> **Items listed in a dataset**

-- START --

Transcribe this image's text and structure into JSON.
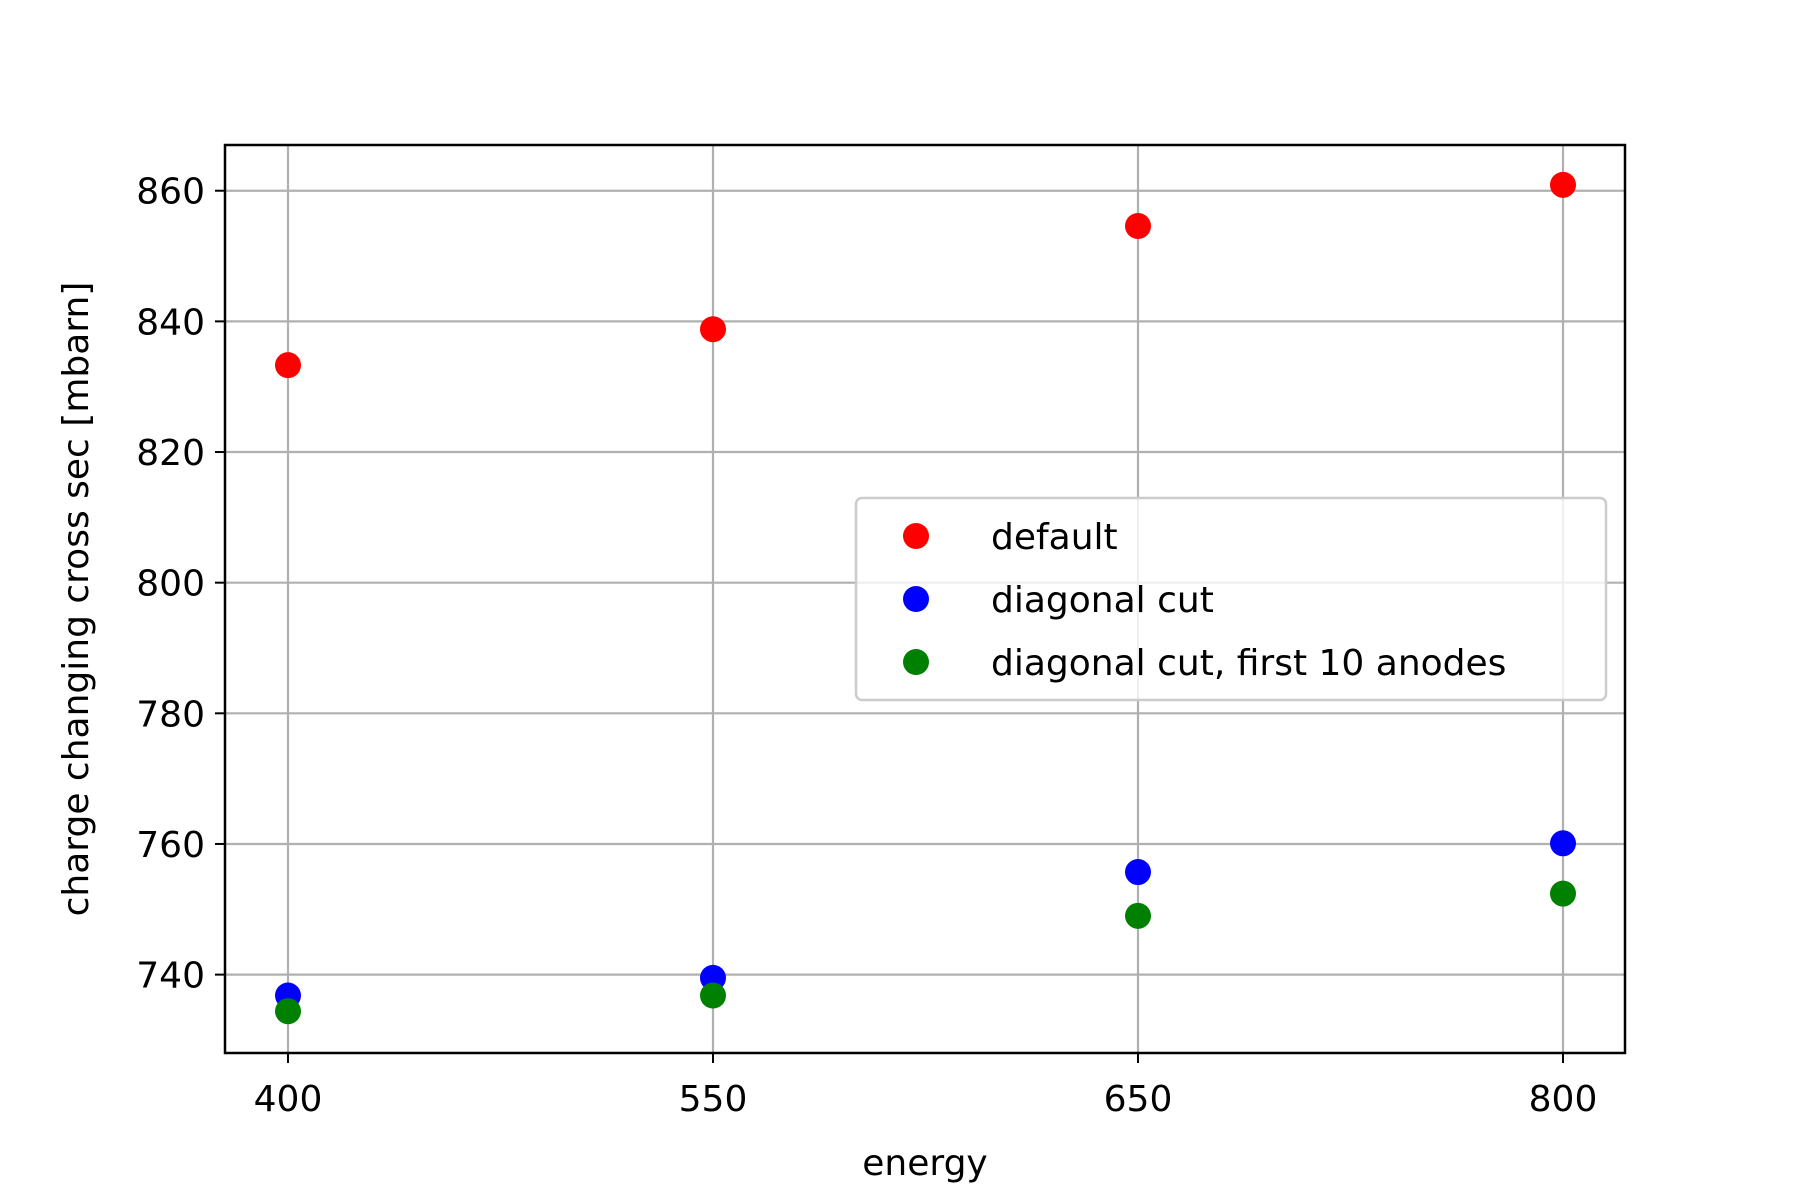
{
  "chart_data": {
    "type": "scatter",
    "xlabel": "energy",
    "ylabel": "charge changing cross sec [mbarn]",
    "x_categories": [
      "400",
      "550",
      "650",
      "800"
    ],
    "ylim": [
      728,
      867
    ],
    "yticks": [
      740,
      760,
      780,
      800,
      820,
      840,
      860
    ],
    "grid": true,
    "legend_position": "center-right",
    "series": [
      {
        "name": "default",
        "color": "#ff0000",
        "values": [
          833.3,
          838.8,
          854.6,
          860.9
        ]
      },
      {
        "name": "diagonal cut",
        "color": "#0000ff",
        "values": [
          736.8,
          739.5,
          755.7,
          760.1
        ]
      },
      {
        "name": "diagonal cut, first 10 anodes",
        "color": "#008000",
        "values": [
          734.4,
          736.8,
          749.0,
          752.4
        ]
      }
    ]
  }
}
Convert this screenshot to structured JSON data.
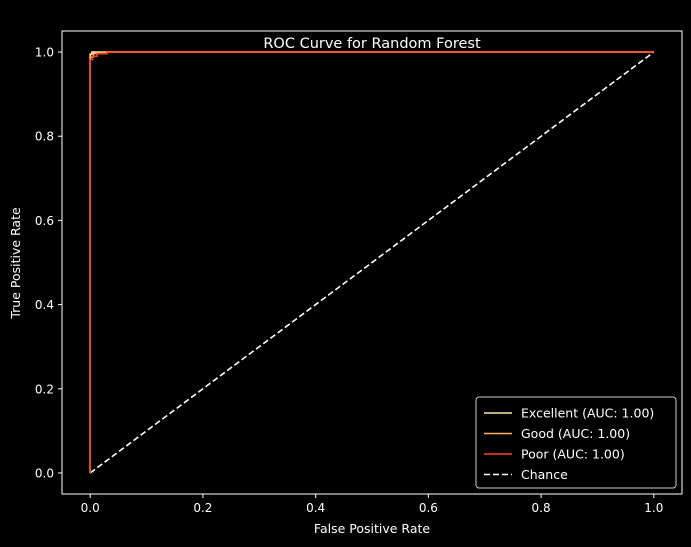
{
  "chart_data": {
    "type": "line",
    "title": "ROC Curve for Random Forest",
    "xlabel": "False Positive Rate",
    "ylabel": "True Positive Rate",
    "xlim": [
      -0.05,
      1.05
    ],
    "ylim": [
      -0.05,
      1.05
    ],
    "xticks": [
      0.0,
      0.2,
      0.4,
      0.6,
      0.8,
      1.0
    ],
    "yticks": [
      0.0,
      0.2,
      0.4,
      0.6,
      0.8,
      1.0
    ],
    "xtick_labels": [
      "0.0",
      "0.2",
      "0.4",
      "0.6",
      "0.8",
      "1.0"
    ],
    "ytick_labels": [
      "0.0",
      "0.2",
      "0.4",
      "0.6",
      "0.8",
      "1.0"
    ],
    "grid": false,
    "legend_position": "bottom-right",
    "background": "#000000",
    "foreground": "#ffffff",
    "series": [
      {
        "name": "Excellent (AUC: 1.00)",
        "color": "#fde9a4",
        "dash": "solid",
        "x": [
          0.0,
          0.0,
          0.003,
          0.003,
          1.0
        ],
        "y": [
          0.0,
          0.995,
          0.995,
          1.0,
          1.0
        ]
      },
      {
        "name": "Good (AUC: 1.00)",
        "color": "#fdb462",
        "dash": "solid",
        "x": [
          0.0,
          0.0,
          0.006,
          0.006,
          0.018,
          0.018,
          1.0
        ],
        "y": [
          0.0,
          0.988,
          0.988,
          0.997,
          0.997,
          1.0,
          1.0
        ]
      },
      {
        "name": "Poor (AUC: 1.00)",
        "color": "#ff4422",
        "dash": "solid",
        "x": [
          0.0,
          0.0,
          0.004,
          0.004,
          0.012,
          0.012,
          0.03,
          0.03,
          1.0
        ],
        "y": [
          0.0,
          0.982,
          0.982,
          0.99,
          0.99,
          0.996,
          0.996,
          1.0,
          1.0
        ]
      },
      {
        "name": "Chance",
        "color": "#ffffff",
        "dash": "dashed",
        "x": [
          0.0,
          1.0
        ],
        "y": [
          0.0,
          1.0
        ]
      }
    ]
  }
}
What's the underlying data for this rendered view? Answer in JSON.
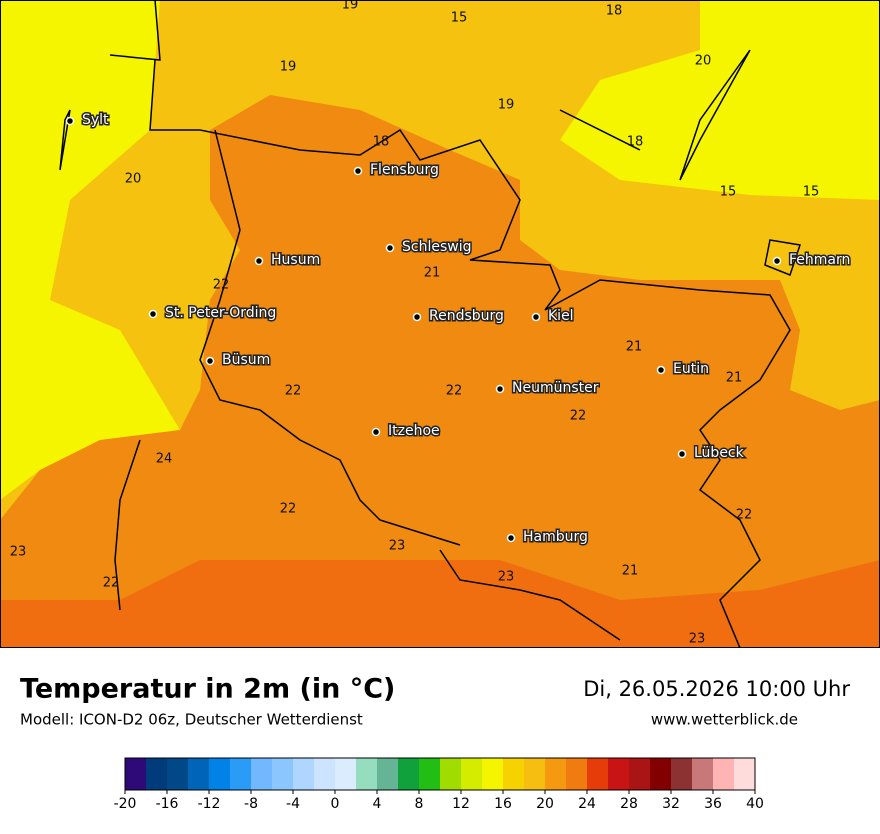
{
  "header": {
    "title": "Temperatur in 2m (in °C)",
    "subtitle": "Modell: ICON-D2 06z, Deutscher Wetterdienst",
    "date": "Di, 26.05.2026 10:00 Uhr",
    "website": "www.wetterblick.de"
  },
  "cities": [
    "Sylt",
    "Flensburg",
    "Schleswig",
    "Husum",
    "Fehmarn",
    "St. Peter-Ording",
    "Rendsburg",
    "Kiel",
    "Büsum",
    "Eutin",
    "Neumünster",
    "Itzehoe",
    "Lübeck",
    "Hamburg"
  ],
  "temperature_labels": [
    19,
    15,
    18,
    19,
    20,
    19,
    18,
    18,
    20,
    15,
    15,
    21,
    22,
    21,
    21,
    22,
    22,
    22,
    24,
    22,
    22,
    23,
    23,
    23,
    21,
    22,
    23
  ],
  "colorbar": {
    "ticks": [
      -20,
      -16,
      -12,
      -8,
      -4,
      0,
      4,
      8,
      12,
      16,
      20,
      24,
      28,
      32,
      36,
      40
    ],
    "colors": [
      "#2e0a78",
      "#003c7c",
      "#004888",
      "#0064b8",
      "#0082e6",
      "#2a9cf8",
      "#72b8ff",
      "#8cc6ff",
      "#aed6ff",
      "#cce4ff",
      "#dcecff",
      "#96dcbe",
      "#66b496",
      "#10a03c",
      "#22be14",
      "#a0dc00",
      "#d4ec00",
      "#f5f500",
      "#f5d200",
      "#f5be10",
      "#f59a10",
      "#f07c10",
      "#e63c0a",
      "#c81414",
      "#aa1414",
      "#820000",
      "#8c3232",
      "#c87878",
      "#ffb4b4",
      "#ffdcdc"
    ]
  }
}
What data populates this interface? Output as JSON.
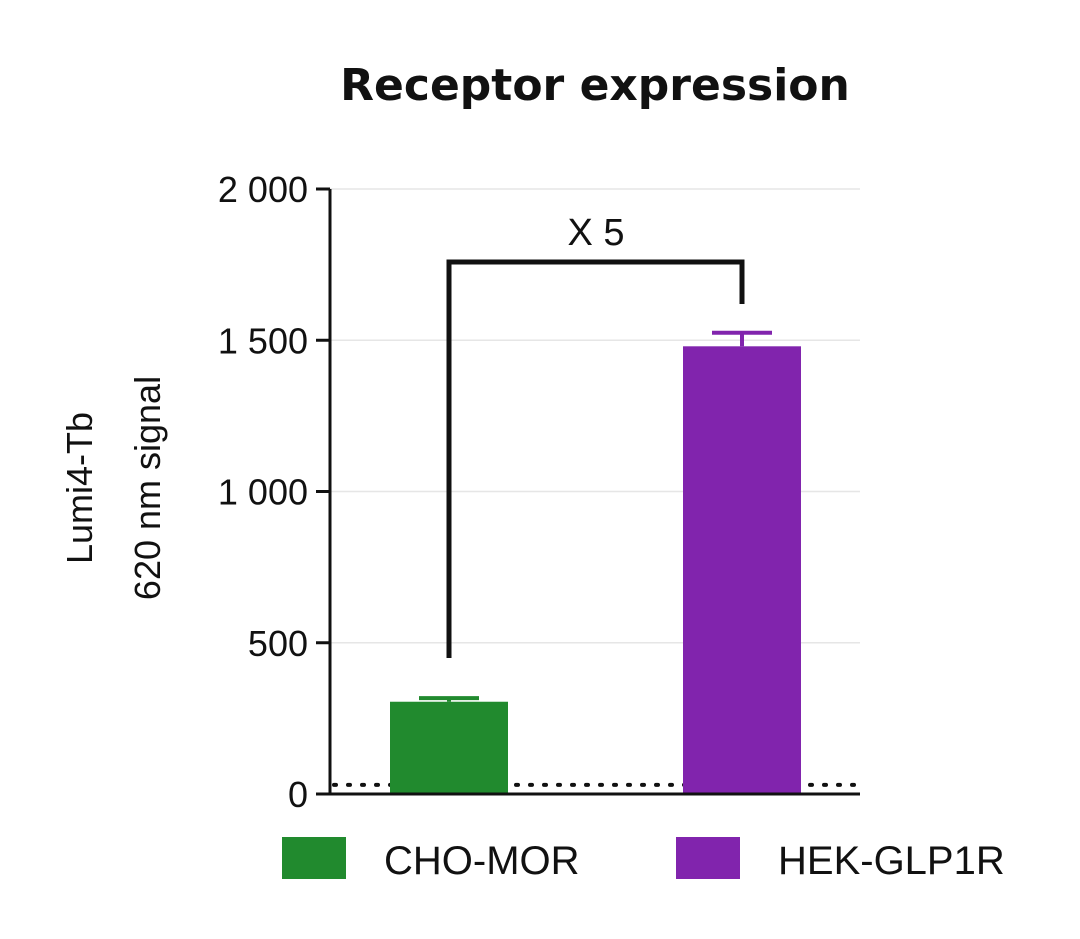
{
  "chart_data": {
    "type": "bar",
    "title": "Receptor expression",
    "ylabel_lines": [
      "Lumi4-Tb",
      "620 nm signal"
    ],
    "xlabel": "",
    "categories": [
      "CHO-MOR",
      "HEK-GLP1R"
    ],
    "values": [
      305,
      1480
    ],
    "errors": [
      12,
      45
    ],
    "colors": [
      "#218a2e",
      "#8124ad"
    ],
    "ylim": [
      0,
      2000
    ],
    "yticks": [
      0,
      500,
      1000,
      1500,
      2000
    ],
    "ytick_labels": [
      "0",
      "500",
      "1 000",
      "1 500",
      "2 000"
    ],
    "grid": true,
    "baseline_dotted": 30,
    "annotation": "X 5",
    "legend_position": "bottom",
    "legend": [
      {
        "label": "CHO-MOR",
        "color": "#218a2e"
      },
      {
        "label": "HEK-GLP1R",
        "color": "#8124ad"
      }
    ]
  }
}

-- END --

> **What needs to be done**
Can you retype every record above exactly, leaving out the pictures?

> **Solution to the problem**
Transcribe this image's text and structure into JSON.
{
  "chart_data": {
    "type": "scatter",
    "xlabel": "energy",
    "ylabel": "charge changing cross sec [mbarn]",
    "x_categories": [
      "400",
      "550",
      "650",
      "800"
    ],
    "ylim": [
      728,
      867
    ],
    "yticks": [
      740,
      760,
      780,
      800,
      820,
      840,
      860
    ],
    "grid": true,
    "legend_position": "center-right",
    "series": [
      {
        "name": "default",
        "color": "#ff0000",
        "values": [
          833.3,
          838.8,
          854.6,
          860.9
        ]
      },
      {
        "name": "diagonal cut",
        "color": "#0000ff",
        "values": [
          736.8,
          739.5,
          755.7,
          760.1
        ]
      },
      {
        "name": "diagonal cut, first 10 anodes",
        "color": "#008000",
        "values": [
          734.4,
          736.8,
          749.0,
          752.4
        ]
      }
    ]
  }
}
Convert this screenshot to structured JSON data.
{
  "chart_data": {
    "type": "line",
    "title": "ROC Curve for Random Forest",
    "xlabel": "False Positive Rate",
    "ylabel": "True Positive Rate",
    "xlim": [
      -0.05,
      1.05
    ],
    "ylim": [
      -0.05,
      1.05
    ],
    "xticks": [
      0.0,
      0.2,
      0.4,
      0.6,
      0.8,
      1.0
    ],
    "yticks": [
      0.0,
      0.2,
      0.4,
      0.6,
      0.8,
      1.0
    ],
    "xtick_labels": [
      "0.0",
      "0.2",
      "0.4",
      "0.6",
      "0.8",
      "1.0"
    ],
    "ytick_labels": [
      "0.0",
      "0.2",
      "0.4",
      "0.6",
      "0.8",
      "1.0"
    ],
    "grid": false,
    "legend_position": "bottom-right",
    "background": "#000000",
    "foreground": "#ffffff",
    "series": [
      {
        "name": "Excellent (AUC: 1.00)",
        "color": "#fde9a4",
        "dash": "solid",
        "x": [
          0.0,
          0.0,
          0.003,
          0.003,
          1.0
        ],
        "y": [
          0.0,
          0.995,
          0.995,
          1.0,
          1.0
        ]
      },
      {
        "name": "Good (AUC: 1.00)",
        "color": "#fdb462",
        "dash": "solid",
        "x": [
          0.0,
          0.0,
          0.006,
          0.006,
          0.018,
          0.018,
          1.0
        ],
        "y": [
          0.0,
          0.988,
          0.988,
          0.997,
          0.997,
          1.0,
          1.0
        ]
      },
      {
        "name": "Poor (AUC: 1.00)",
        "color": "#ff4422",
        "dash": "solid",
        "x": [
          0.0,
          0.0,
          0.004,
          0.004,
          0.012,
          0.012,
          0.03,
          0.03,
          1.0
        ],
        "y": [
          0.0,
          0.982,
          0.982,
          0.99,
          0.99,
          0.996,
          0.996,
          1.0,
          1.0
        ]
      },
      {
        "name": "Chance",
        "color": "#ffffff",
        "dash": "dashed",
        "x": [
          0.0,
          1.0
        ],
        "y": [
          0.0,
          1.0
        ]
      }
    ]
  }
}
What's the underlying data for this rendered view? Answer in JSON.
{
  "header": {
    "title": "Temperatur in 2m (in °C)",
    "subtitle": "Modell: ICON-D2 06z, Deutscher Wetterdienst",
    "date": "Di, 26.05.2026 10:00 Uhr",
    "website": "www.wetterblick.de"
  },
  "cities": [
    "Sylt",
    "Flensburg",
    "Schleswig",
    "Husum",
    "Fehmarn",
    "St. Peter-Ording",
    "Rendsburg",
    "Kiel",
    "Büsum",
    "Eutin",
    "Neumünster",
    "Itzehoe",
    "Lübeck",
    "Hamburg"
  ],
  "temperature_labels": [
    19,
    15,
    18,
    19,
    20,
    19,
    18,
    18,
    20,
    15,
    15,
    21,
    22,
    21,
    21,
    22,
    22,
    22,
    24,
    22,
    22,
    23,
    23,
    23,
    21,
    22,
    23
  ],
  "colorbar": {
    "ticks": [
      -20,
      -16,
      -12,
      -8,
      -4,
      0,
      4,
      8,
      12,
      16,
      20,
      24,
      28,
      32,
      36,
      40
    ],
    "colors": [
      "#2e0a78",
      "#003c7c",
      "#004888",
      "#0064b8",
      "#0082e6",
      "#2a9cf8",
      "#72b8ff",
      "#8cc6ff",
      "#aed6ff",
      "#cce4ff",
      "#dcecff",
      "#96dcbe",
      "#66b496",
      "#10a03c",
      "#22be14",
      "#a0dc00",
      "#d4ec00",
      "#f5f500",
      "#f5d200",
      "#f5be10",
      "#f59a10",
      "#f07c10",
      "#e63c0a",
      "#c81414",
      "#aa1414",
      "#820000",
      "#8c3232",
      "#c87878",
      "#ffb4b4",
      "#ffdcdc"
    ]
  }
}
What data populates this interface? Output as JSON.
{
  "chart_data": {
    "type": "bar",
    "title": "Receptor expression",
    "ylabel_lines": [
      "Lumi4-Tb",
      "620 nm signal"
    ],
    "xlabel": "",
    "categories": [
      "CHO-MOR",
      "HEK-GLP1R"
    ],
    "values": [
      305,
      1480
    ],
    "errors": [
      12,
      45
    ],
    "colors": [
      "#218a2e",
      "#8124ad"
    ],
    "ylim": [
      0,
      2000
    ],
    "yticks": [
      0,
      500,
      1000,
      1500,
      2000
    ],
    "ytick_labels": [
      "0",
      "500",
      "1 000",
      "1 500",
      "2 000"
    ],
    "grid": true,
    "baseline_dotted": 30,
    "annotation": "X 5",
    "legend_position": "bottom",
    "legend": [
      {
        "label": "CHO-MOR",
        "color": "#218a2e"
      },
      {
        "label": "HEK-GLP1R",
        "color": "#8124ad"
      }
    ]
  }
}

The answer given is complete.